TASK INSTRUCTIONS => Restate each of the lines given below, word for word.

DATASET ROWS start

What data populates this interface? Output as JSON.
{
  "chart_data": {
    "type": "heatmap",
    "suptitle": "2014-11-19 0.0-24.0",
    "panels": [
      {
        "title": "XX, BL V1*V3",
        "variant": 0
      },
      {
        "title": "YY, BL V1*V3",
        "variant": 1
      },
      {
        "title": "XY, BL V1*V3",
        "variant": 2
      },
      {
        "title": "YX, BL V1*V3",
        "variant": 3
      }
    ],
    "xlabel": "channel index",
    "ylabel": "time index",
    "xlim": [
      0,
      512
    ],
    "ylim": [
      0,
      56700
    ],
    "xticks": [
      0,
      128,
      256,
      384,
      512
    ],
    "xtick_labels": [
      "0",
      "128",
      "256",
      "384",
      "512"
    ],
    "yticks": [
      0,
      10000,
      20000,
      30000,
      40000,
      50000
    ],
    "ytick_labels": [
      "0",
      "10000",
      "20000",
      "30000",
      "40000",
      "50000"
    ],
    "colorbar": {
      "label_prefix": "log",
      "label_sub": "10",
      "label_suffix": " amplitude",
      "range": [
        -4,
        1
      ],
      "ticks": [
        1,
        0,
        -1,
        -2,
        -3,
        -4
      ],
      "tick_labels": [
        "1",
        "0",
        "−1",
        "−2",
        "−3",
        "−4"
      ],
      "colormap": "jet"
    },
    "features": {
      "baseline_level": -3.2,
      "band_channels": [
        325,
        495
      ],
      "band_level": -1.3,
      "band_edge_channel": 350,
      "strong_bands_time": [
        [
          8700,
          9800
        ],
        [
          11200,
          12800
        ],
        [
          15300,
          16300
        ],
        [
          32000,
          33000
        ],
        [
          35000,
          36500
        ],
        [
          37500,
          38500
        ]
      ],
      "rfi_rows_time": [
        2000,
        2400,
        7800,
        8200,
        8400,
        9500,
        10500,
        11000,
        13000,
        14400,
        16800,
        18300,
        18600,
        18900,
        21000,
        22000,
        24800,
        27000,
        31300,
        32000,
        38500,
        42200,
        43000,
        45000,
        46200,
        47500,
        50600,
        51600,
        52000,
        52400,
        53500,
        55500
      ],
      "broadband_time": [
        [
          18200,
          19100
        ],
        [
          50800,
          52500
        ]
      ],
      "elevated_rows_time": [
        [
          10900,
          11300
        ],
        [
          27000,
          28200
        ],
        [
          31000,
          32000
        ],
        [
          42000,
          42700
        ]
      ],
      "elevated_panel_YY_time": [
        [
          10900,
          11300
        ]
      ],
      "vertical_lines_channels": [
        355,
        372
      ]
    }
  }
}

DATASET ROWS end

RESULT BELOW =>
What data populates this interface? Output as JSON.
{
  "chart_data": {
    "type": "heatmap",
    "suptitle": "2014-11-19 0.0-24.0",
    "panels": [
      {
        "title": "XX, BL V1*V3",
        "variant": 0
      },
      {
        "title": "YY, BL V1*V3",
        "variant": 1
      },
      {
        "title": "XY, BL V1*V3",
        "variant": 2
      },
      {
        "title": "YX, BL V1*V3",
        "variant": 3
      }
    ],
    "xlabel": "channel index",
    "ylabel": "time index",
    "xlim": [
      0,
      512
    ],
    "ylim": [
      0,
      56700
    ],
    "xticks": [
      0,
      128,
      256,
      384,
      512
    ],
    "xtick_labels": [
      "0",
      "128",
      "256",
      "384",
      "512"
    ],
    "yticks": [
      0,
      10000,
      20000,
      30000,
      40000,
      50000
    ],
    "ytick_labels": [
      "0",
      "10000",
      "20000",
      "30000",
      "40000",
      "50000"
    ],
    "colorbar": {
      "label_prefix": "log",
      "label_sub": "10",
      "label_suffix": " amplitude",
      "range": [
        -4,
        1
      ],
      "ticks": [
        1,
        0,
        -1,
        -2,
        -3,
        -4
      ],
      "tick_labels": [
        "1",
        "0",
        "−1",
        "−2",
        "−3",
        "−4"
      ],
      "colormap": "jet"
    },
    "features": {
      "baseline_level": -3.2,
      "band_channels": [
        325,
        495
      ],
      "band_level": -1.3,
      "band_edge_channel": 350,
      "strong_bands_time": [
        [
          8700,
          9800
        ],
        [
          11200,
          12800
        ],
        [
          15300,
          16300
        ],
        [
          32000,
          33000
        ],
        [
          35000,
          36500
        ],
        [
          37500,
          38500
        ]
      ],
      "rfi_rows_time": [
        2000,
        2400,
        7800,
        8200,
        8400,
        9500,
        10500,
        11000,
        13000,
        14400,
        16800,
        18300,
        18600,
        18900,
        21000,
        22000,
        24800,
        27000,
        31300,
        32000,
        38500,
        42200,
        43000,
        45000,
        46200,
        47500,
        50600,
        51600,
        52000,
        52400,
        53500,
        55500
      ],
      "broadband_time": [
        [
          18200,
          19100
        ],
        [
          50800,
          52500
        ]
      ],
      "elevated_rows_time": [
        [
          10900,
          11300
        ],
        [
          27000,
          28200
        ],
        [
          31000,
          32000
        ],
        [
          42000,
          42700
        ]
      ],
      "elevated_panel_YY_time": [
        [
          10900,
          11300
        ]
      ],
      "vertical_lines_channels": [
        355,
        372
      ]
    }
  }
}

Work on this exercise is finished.